● **TASK MATERIAL**:
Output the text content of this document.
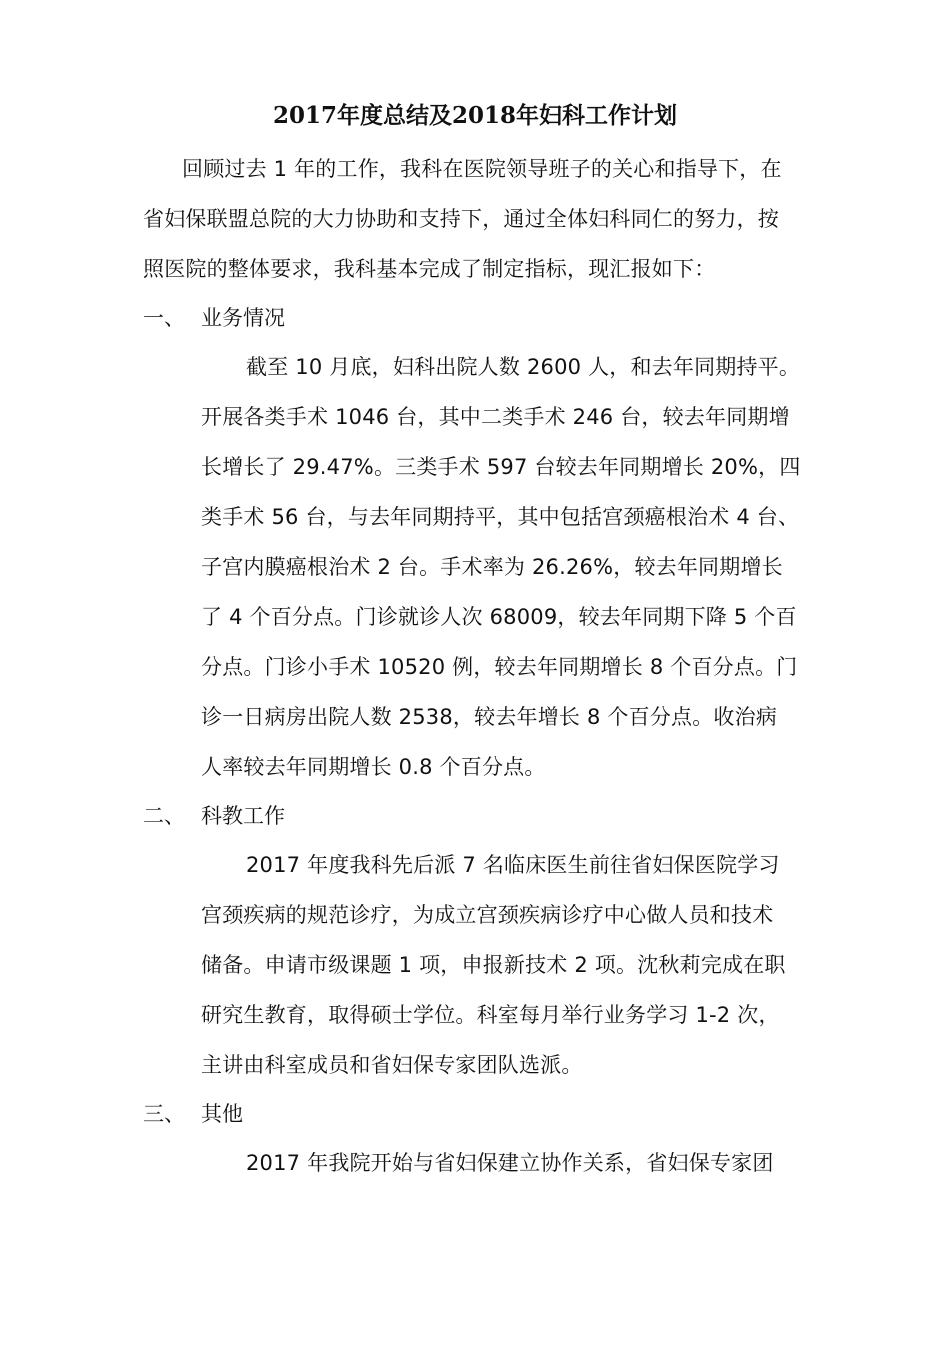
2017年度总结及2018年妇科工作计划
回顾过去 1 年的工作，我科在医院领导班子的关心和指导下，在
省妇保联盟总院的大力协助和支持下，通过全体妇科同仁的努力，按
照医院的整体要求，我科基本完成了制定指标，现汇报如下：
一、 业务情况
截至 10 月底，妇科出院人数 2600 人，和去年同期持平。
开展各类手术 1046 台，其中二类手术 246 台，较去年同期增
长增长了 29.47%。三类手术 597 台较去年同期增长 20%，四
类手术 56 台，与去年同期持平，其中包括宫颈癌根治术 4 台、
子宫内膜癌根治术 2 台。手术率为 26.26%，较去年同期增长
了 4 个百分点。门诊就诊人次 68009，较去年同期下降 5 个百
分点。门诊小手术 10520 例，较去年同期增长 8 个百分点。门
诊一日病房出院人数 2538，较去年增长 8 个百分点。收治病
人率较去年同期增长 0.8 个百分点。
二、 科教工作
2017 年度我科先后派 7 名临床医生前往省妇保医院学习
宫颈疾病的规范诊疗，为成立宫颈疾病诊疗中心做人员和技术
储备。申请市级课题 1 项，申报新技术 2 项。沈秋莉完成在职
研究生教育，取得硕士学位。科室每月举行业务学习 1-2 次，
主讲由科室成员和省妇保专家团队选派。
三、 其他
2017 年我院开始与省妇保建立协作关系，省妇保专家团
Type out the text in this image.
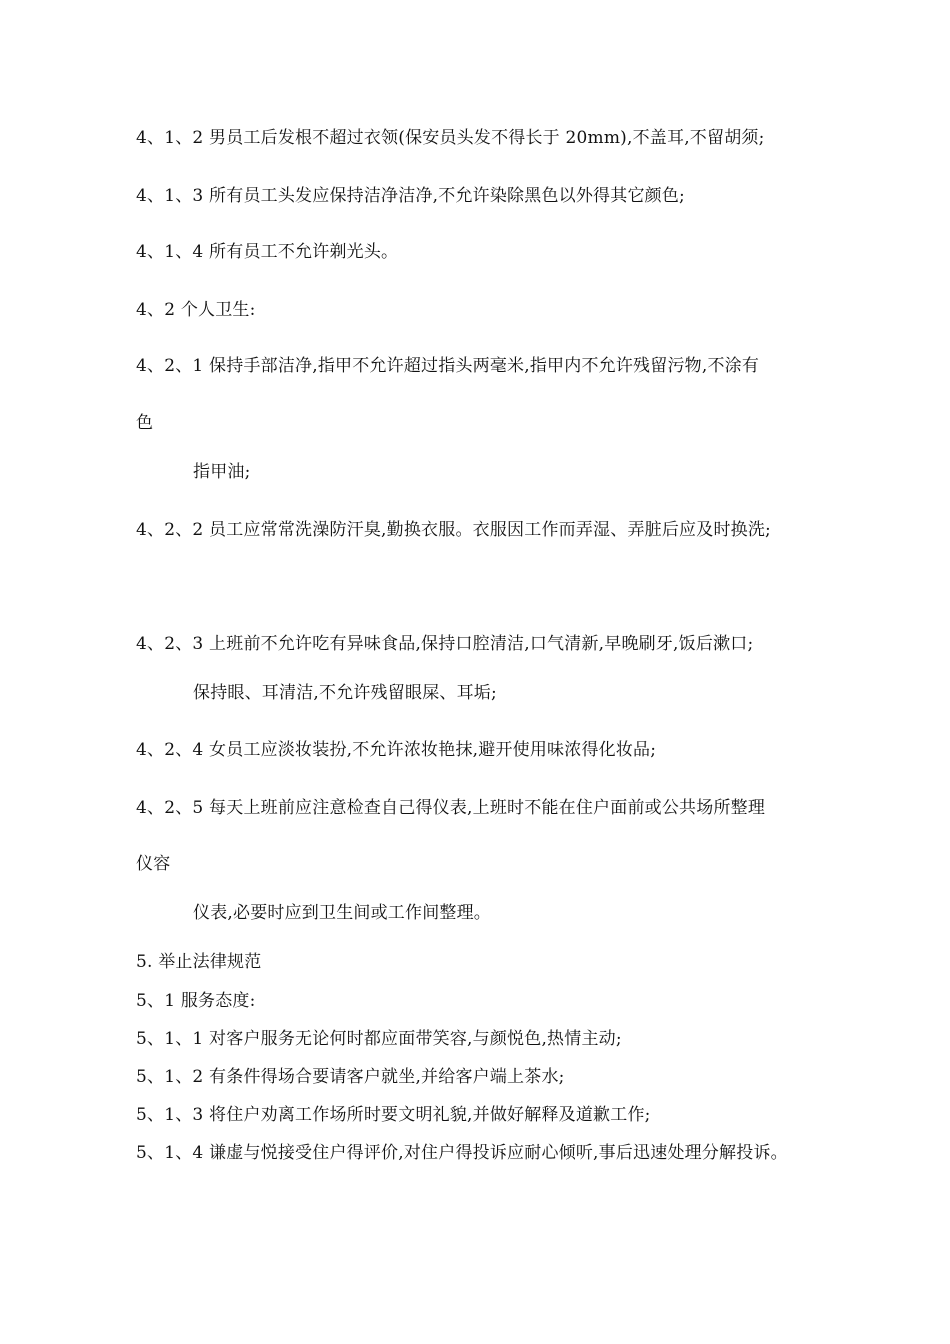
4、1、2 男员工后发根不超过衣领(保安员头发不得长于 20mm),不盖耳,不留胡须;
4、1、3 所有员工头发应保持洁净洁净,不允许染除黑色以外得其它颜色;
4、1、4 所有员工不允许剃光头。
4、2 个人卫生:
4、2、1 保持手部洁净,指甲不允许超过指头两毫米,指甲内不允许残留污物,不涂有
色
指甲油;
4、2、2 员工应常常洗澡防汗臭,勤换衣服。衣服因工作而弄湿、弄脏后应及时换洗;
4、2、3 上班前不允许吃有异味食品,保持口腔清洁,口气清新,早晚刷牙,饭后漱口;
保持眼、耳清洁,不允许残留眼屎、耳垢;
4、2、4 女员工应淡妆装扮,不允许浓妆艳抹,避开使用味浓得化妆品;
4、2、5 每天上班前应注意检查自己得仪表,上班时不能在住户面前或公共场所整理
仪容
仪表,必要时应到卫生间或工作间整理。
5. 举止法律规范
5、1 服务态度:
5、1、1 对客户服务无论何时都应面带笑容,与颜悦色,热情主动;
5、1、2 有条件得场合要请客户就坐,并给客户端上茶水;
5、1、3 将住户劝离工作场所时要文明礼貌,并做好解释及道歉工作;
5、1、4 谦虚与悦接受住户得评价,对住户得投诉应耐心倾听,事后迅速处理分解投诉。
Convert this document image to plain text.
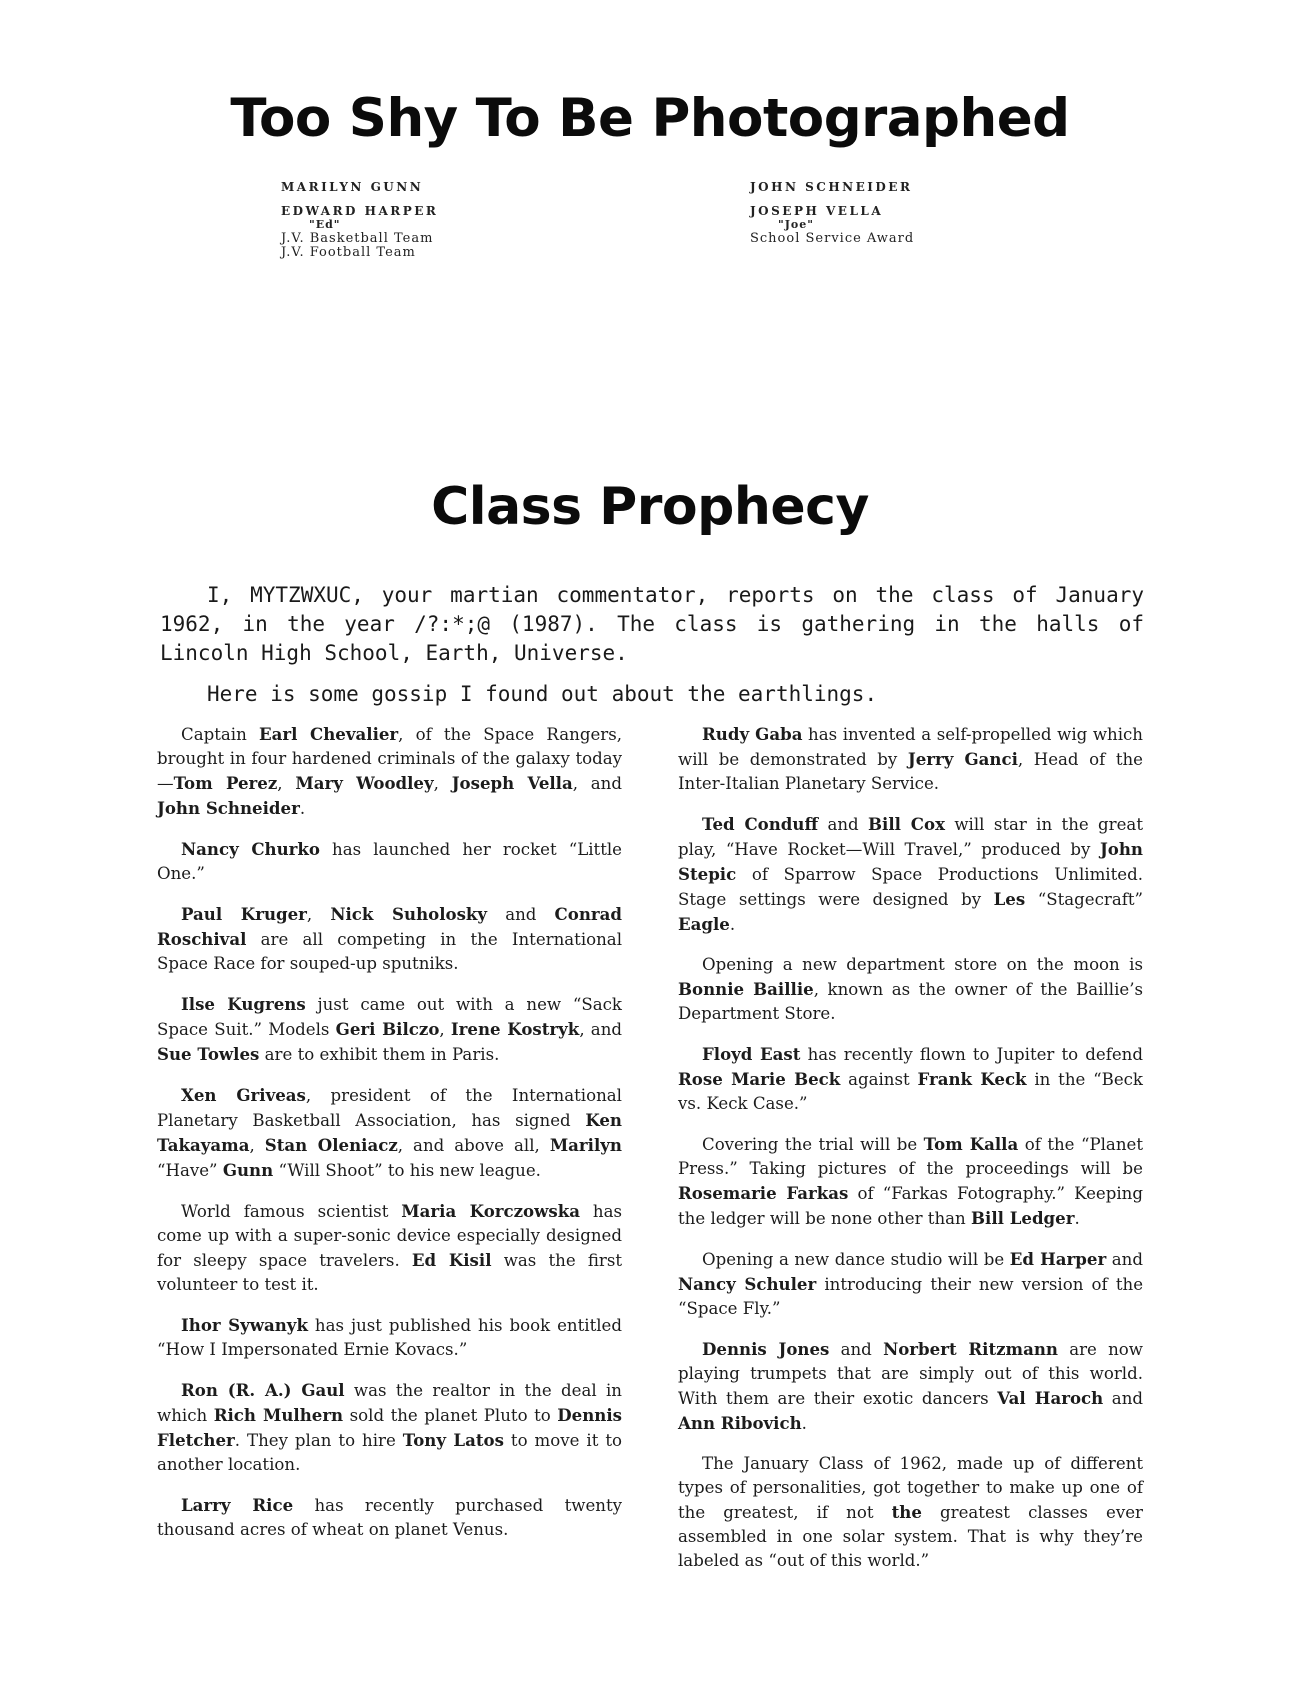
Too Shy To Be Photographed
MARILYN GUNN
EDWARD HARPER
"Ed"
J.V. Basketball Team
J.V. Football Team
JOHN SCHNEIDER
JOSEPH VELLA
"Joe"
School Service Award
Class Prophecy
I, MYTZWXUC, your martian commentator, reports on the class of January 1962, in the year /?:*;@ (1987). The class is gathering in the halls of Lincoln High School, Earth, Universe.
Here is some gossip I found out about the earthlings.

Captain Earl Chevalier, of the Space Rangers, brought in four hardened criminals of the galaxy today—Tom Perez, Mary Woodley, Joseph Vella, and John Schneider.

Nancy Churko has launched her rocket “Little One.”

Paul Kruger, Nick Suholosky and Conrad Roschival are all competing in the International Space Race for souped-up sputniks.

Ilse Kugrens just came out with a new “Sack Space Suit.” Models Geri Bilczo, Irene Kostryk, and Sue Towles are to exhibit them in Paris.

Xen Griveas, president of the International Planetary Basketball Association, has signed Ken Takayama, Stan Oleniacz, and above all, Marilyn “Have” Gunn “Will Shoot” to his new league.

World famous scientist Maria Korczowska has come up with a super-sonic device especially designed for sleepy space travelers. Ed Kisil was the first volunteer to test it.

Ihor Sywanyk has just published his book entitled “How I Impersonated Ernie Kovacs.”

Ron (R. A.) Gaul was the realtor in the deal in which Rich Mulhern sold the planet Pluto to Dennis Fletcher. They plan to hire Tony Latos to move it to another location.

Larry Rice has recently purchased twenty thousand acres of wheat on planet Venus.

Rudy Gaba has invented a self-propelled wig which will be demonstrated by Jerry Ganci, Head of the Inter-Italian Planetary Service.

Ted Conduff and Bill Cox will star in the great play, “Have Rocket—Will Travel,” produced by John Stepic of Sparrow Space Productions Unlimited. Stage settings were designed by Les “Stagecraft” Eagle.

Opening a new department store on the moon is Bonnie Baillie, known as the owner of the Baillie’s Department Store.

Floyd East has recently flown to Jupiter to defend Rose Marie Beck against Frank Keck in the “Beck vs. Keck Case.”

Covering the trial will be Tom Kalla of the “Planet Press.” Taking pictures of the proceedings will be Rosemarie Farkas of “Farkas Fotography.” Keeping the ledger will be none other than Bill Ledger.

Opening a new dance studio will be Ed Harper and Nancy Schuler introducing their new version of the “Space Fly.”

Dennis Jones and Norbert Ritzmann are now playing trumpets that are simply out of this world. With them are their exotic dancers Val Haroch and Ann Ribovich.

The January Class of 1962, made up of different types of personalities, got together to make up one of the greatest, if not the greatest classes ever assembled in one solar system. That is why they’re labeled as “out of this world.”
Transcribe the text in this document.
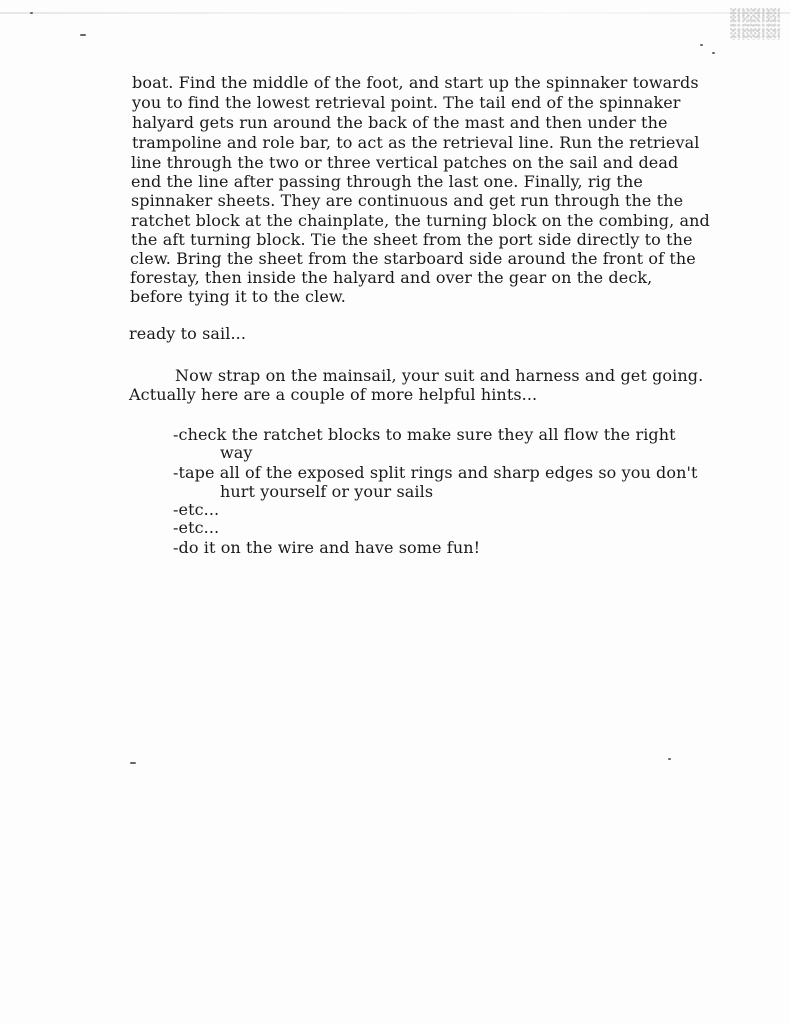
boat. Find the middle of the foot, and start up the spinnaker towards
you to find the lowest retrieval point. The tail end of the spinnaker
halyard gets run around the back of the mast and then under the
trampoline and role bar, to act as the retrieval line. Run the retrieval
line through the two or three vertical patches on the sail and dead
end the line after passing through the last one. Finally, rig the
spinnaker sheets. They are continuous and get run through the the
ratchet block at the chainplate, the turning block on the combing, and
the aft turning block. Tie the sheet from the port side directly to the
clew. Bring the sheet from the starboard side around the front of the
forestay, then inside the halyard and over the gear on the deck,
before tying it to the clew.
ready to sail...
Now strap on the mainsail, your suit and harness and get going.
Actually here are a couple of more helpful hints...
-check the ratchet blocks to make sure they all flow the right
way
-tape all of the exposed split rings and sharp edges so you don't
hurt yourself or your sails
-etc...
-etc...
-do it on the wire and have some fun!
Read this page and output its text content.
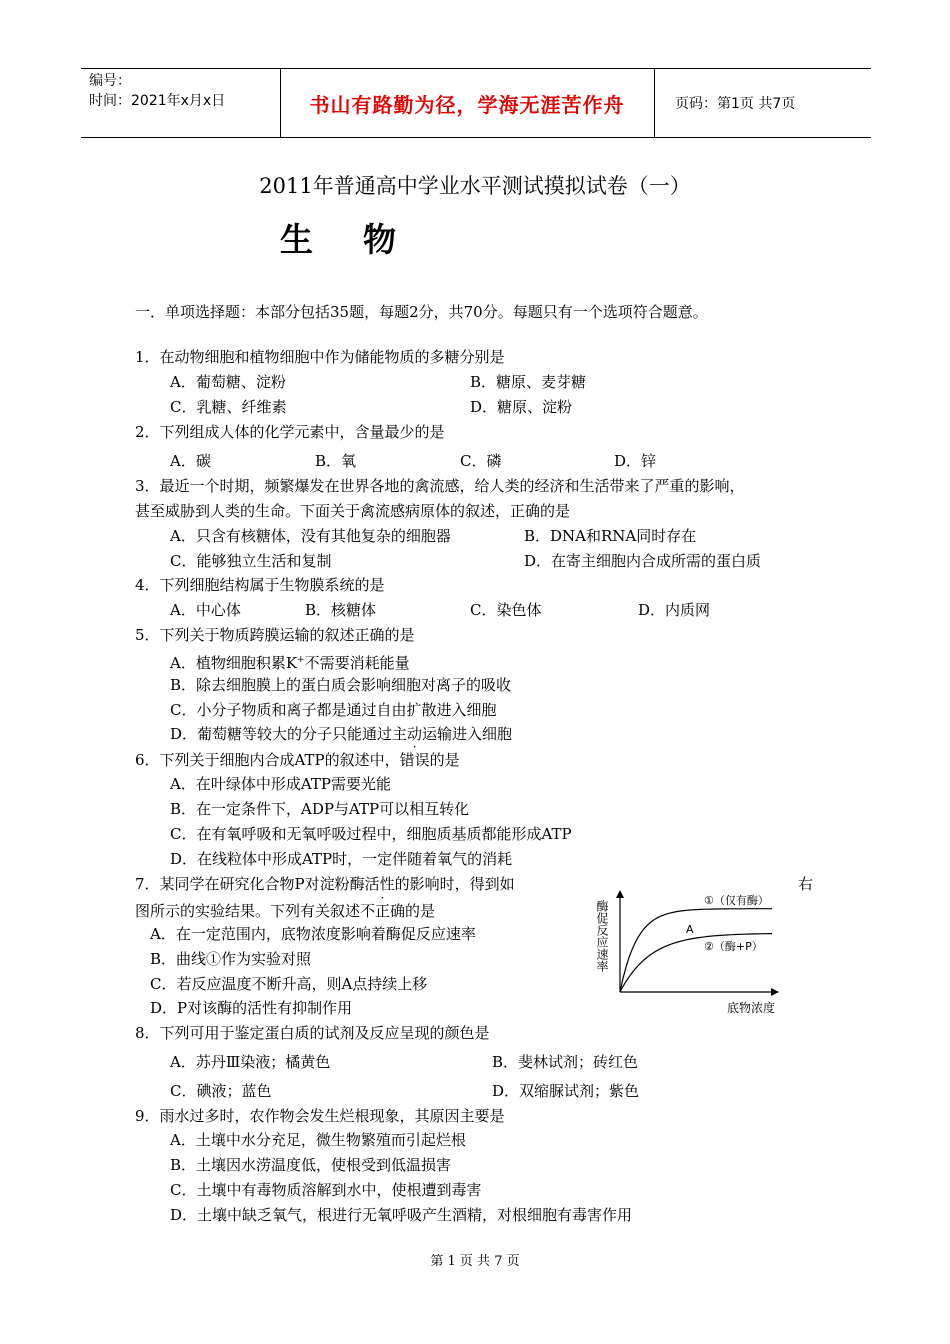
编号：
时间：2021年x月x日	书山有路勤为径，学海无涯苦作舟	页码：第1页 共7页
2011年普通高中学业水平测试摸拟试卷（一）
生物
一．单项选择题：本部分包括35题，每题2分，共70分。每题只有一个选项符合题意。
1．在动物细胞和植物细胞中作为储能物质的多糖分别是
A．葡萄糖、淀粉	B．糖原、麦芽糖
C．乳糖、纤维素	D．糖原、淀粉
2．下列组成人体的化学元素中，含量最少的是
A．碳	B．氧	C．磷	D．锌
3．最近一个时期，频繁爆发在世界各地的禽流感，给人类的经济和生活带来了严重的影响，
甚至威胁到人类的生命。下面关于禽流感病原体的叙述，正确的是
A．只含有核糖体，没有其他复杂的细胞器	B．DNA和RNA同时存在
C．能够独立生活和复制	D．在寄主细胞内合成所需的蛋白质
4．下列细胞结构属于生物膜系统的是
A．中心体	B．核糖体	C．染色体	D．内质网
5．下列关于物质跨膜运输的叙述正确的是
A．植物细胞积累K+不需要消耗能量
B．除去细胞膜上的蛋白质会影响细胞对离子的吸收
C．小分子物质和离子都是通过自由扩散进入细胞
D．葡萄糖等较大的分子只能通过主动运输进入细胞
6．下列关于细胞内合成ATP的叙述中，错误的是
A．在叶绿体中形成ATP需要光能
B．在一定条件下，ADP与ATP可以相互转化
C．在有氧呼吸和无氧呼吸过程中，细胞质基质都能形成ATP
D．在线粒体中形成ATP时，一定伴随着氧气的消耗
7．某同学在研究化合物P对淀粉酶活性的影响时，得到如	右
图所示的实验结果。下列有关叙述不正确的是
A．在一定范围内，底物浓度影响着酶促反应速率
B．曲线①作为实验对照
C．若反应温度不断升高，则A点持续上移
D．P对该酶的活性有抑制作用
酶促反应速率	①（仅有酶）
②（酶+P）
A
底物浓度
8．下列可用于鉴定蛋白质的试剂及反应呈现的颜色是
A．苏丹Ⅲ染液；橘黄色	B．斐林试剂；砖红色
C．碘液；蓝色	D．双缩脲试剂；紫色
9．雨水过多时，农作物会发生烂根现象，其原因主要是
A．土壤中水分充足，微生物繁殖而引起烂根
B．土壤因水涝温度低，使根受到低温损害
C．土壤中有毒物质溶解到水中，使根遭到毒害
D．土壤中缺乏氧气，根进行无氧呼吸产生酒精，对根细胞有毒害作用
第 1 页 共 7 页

● **WHAT IS NEEDED**:
Copy each line that contains the word "Service".

● **FULL ANSWER**:
School Service Award
Rudy Gaba has invented a self-propelled wig which will be demonstrated by Jerry Ganci, Head of the Inter-Italian Planetary Service.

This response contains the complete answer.